## What the task asks
Please print the material below line for line, unchanged, from its first line through the line that contains "- x-tick-label: 2020-02-24: [250, 315, 262, 367]", including both of those lines.

## Stored records
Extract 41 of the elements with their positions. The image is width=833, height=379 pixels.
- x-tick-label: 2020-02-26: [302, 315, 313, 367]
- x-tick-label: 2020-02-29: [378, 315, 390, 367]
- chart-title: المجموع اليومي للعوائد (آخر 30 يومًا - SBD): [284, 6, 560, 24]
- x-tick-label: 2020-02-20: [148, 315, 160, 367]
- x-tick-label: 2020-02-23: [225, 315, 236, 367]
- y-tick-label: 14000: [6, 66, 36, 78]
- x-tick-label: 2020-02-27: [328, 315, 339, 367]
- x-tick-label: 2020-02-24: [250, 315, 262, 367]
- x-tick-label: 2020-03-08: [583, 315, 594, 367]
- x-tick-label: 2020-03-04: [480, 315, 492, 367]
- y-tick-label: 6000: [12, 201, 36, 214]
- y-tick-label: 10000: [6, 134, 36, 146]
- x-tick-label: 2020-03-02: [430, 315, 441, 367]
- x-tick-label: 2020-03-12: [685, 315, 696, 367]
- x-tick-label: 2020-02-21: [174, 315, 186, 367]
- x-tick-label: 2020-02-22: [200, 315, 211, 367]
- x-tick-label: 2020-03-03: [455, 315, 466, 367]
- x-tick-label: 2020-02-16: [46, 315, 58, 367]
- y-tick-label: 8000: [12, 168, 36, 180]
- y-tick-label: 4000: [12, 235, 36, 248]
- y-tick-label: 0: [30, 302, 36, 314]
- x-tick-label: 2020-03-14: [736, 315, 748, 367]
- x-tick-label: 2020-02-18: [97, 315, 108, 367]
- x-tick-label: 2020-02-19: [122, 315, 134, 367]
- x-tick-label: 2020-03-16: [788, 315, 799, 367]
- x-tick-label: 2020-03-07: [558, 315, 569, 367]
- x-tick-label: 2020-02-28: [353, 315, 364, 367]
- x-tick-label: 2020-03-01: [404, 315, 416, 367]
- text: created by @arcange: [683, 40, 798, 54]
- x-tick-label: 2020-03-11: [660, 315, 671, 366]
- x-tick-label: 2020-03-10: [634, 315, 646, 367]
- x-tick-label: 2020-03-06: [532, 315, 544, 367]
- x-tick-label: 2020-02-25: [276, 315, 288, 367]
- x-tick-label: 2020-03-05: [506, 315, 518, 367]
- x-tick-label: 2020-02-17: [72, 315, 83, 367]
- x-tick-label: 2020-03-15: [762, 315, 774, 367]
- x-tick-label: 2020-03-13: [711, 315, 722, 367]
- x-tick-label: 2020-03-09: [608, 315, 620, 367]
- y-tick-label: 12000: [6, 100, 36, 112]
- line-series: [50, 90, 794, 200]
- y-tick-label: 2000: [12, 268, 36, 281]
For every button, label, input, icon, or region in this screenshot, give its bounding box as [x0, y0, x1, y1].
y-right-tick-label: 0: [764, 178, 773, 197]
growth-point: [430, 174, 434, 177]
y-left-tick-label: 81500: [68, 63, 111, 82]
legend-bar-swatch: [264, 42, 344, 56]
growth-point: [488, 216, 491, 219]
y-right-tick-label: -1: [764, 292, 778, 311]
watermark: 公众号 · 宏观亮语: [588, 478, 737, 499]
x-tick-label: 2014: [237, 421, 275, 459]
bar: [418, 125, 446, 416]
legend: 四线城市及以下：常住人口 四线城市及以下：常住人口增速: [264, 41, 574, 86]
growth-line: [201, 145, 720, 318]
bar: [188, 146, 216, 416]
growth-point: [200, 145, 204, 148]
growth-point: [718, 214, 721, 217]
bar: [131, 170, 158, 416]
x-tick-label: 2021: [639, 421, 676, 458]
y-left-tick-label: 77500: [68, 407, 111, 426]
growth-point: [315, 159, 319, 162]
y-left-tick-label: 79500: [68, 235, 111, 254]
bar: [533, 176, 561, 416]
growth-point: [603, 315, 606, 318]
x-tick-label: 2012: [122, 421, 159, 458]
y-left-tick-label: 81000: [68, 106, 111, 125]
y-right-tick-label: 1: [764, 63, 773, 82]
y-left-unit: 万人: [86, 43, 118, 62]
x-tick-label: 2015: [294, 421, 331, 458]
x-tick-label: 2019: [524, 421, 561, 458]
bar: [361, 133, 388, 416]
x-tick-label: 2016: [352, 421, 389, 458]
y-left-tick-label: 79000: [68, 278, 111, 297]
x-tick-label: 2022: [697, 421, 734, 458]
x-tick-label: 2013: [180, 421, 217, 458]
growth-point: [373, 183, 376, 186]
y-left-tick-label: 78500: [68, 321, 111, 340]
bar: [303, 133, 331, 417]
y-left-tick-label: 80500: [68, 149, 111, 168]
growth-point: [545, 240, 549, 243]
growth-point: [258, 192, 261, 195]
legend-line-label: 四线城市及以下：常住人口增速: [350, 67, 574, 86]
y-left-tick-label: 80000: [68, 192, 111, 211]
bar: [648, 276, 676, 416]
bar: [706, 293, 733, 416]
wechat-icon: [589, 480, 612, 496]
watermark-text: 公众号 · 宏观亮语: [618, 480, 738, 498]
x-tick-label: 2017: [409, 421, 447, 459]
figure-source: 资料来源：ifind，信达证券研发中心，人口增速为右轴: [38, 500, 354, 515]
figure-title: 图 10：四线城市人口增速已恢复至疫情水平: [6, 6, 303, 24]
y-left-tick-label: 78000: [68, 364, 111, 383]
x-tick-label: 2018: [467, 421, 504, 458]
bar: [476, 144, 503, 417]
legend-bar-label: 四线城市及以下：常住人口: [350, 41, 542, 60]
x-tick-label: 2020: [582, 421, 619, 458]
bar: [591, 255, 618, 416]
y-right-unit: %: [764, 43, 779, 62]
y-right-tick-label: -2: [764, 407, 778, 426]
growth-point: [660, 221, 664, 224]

## Expected answer
Extract 41 of the elements with their positions. The image is width=833, height=379 pixels.
- x-tick-label: 2020-02-26: [302, 315, 313, 367]
- x-tick-label: 2020-02-29: [378, 315, 390, 367]
- chart-title: المجموع اليومي للعوائد (آخر 30 يومًا - SBD): [284, 6, 560, 24]
- x-tick-label: 2020-02-20: [148, 315, 160, 367]
- x-tick-label: 2020-02-23: [225, 315, 236, 367]
- y-tick-label: 14000: [6, 66, 36, 78]
- x-tick-label: 2020-02-27: [328, 315, 339, 367]
- x-tick-label: 2020-02-24: [250, 315, 262, 367]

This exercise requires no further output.